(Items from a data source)
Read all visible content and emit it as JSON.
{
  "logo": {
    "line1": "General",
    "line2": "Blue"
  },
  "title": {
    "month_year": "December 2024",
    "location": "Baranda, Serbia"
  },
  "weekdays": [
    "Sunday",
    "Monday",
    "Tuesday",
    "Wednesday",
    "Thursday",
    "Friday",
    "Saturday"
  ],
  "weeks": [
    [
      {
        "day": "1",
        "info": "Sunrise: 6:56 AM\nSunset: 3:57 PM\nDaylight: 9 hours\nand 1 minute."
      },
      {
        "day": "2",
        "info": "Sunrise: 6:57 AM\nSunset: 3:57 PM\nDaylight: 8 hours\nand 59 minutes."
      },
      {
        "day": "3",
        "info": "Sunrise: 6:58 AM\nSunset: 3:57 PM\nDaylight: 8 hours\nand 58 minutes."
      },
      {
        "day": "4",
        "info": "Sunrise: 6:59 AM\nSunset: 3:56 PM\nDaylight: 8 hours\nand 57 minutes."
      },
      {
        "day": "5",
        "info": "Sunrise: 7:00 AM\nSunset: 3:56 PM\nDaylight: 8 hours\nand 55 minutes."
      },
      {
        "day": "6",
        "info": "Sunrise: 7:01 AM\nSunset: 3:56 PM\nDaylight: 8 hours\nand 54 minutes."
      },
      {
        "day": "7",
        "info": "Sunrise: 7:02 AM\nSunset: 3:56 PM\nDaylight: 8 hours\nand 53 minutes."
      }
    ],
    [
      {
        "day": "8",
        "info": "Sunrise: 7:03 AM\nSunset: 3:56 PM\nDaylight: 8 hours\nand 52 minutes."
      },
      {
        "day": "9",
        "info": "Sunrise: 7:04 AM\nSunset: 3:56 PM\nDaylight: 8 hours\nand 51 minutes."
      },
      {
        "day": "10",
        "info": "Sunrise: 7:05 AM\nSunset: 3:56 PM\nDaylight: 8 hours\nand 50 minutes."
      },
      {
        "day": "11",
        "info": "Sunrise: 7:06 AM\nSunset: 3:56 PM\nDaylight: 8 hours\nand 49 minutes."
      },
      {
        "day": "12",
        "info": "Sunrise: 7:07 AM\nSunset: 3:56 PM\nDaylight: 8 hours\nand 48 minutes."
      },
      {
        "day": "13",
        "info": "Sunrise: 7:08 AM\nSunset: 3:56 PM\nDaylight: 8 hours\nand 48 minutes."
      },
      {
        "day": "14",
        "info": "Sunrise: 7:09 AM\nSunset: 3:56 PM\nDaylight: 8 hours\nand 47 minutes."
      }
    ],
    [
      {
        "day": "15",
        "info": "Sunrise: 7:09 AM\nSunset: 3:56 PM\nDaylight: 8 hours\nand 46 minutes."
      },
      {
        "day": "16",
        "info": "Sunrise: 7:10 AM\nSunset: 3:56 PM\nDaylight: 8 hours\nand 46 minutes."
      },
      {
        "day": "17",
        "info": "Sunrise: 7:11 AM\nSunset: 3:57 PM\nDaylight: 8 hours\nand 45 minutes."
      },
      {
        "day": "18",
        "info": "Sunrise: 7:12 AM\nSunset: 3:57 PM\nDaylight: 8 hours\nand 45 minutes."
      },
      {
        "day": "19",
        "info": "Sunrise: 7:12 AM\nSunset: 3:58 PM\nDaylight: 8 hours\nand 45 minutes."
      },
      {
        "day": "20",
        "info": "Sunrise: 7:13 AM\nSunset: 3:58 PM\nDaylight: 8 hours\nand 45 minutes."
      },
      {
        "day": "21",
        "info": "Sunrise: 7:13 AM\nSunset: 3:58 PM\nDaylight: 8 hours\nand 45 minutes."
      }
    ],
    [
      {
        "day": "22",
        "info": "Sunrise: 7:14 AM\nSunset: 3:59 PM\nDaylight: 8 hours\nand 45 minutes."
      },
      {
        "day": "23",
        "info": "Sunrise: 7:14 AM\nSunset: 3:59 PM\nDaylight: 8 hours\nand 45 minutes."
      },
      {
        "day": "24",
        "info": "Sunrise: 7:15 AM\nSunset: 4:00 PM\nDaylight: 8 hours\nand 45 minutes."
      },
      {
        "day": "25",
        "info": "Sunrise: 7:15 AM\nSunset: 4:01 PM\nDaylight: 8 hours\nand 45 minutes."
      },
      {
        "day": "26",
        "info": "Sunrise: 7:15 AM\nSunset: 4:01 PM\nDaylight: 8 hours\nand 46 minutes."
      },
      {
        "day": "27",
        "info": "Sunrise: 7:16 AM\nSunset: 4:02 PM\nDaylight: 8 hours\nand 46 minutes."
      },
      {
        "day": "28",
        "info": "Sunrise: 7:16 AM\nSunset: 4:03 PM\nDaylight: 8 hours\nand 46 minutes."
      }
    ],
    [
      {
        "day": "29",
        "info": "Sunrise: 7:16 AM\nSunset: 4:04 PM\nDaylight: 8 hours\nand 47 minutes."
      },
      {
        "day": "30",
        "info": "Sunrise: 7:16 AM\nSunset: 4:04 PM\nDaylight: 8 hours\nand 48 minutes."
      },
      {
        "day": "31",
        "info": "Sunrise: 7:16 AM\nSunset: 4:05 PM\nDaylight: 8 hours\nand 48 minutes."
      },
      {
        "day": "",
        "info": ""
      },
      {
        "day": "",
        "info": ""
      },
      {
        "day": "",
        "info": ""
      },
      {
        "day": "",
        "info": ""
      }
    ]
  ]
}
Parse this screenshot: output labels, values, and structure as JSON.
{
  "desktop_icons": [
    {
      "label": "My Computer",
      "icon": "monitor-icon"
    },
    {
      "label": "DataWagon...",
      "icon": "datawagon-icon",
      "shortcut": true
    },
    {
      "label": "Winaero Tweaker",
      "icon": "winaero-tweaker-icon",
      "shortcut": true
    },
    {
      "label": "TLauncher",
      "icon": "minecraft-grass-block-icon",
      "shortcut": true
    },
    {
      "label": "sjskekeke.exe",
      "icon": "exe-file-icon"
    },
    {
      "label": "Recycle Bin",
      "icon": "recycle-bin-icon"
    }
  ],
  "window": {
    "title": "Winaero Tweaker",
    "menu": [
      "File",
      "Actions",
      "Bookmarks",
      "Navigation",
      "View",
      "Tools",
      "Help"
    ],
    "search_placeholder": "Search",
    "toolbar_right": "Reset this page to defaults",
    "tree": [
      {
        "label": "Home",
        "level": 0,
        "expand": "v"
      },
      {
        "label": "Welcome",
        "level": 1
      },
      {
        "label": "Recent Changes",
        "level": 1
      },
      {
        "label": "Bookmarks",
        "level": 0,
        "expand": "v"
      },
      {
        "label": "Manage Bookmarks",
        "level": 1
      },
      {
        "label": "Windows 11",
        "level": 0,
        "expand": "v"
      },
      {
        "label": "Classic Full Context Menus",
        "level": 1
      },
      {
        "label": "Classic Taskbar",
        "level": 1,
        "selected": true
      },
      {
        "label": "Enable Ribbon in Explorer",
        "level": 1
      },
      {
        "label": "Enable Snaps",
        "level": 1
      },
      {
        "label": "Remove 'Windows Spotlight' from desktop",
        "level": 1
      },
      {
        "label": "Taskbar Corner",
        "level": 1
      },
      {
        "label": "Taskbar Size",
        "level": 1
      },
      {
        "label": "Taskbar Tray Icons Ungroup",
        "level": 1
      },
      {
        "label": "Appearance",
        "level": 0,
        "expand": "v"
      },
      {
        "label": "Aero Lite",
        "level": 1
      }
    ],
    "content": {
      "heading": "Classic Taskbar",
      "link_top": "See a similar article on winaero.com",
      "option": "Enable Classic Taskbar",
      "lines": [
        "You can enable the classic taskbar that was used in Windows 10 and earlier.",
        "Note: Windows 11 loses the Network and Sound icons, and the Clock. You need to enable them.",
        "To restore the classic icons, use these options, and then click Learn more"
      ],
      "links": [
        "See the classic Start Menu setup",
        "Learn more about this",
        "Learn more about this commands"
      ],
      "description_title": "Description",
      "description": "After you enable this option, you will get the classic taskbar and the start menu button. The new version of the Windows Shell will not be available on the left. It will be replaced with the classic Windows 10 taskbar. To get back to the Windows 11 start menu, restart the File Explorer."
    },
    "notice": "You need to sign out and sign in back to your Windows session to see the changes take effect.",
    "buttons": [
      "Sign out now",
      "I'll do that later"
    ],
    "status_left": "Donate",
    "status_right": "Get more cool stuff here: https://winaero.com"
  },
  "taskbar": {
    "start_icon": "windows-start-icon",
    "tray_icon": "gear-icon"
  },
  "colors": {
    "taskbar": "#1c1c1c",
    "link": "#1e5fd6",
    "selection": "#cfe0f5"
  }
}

**What is required**:
Gather each line of the records holding the string "back".

**Reply**:
      "description": "After you enable this option, you will get the classic taskbar and the start menu button. The new version of the Windows Shell will not be available on the left. It will be replaced with the classic Windows 10 taskbar. To get back to the Windows 11 start menu, restart the File Explorer."
    "notice": "You need to sign out and sign in back to your Windows session to see the changes take effect.",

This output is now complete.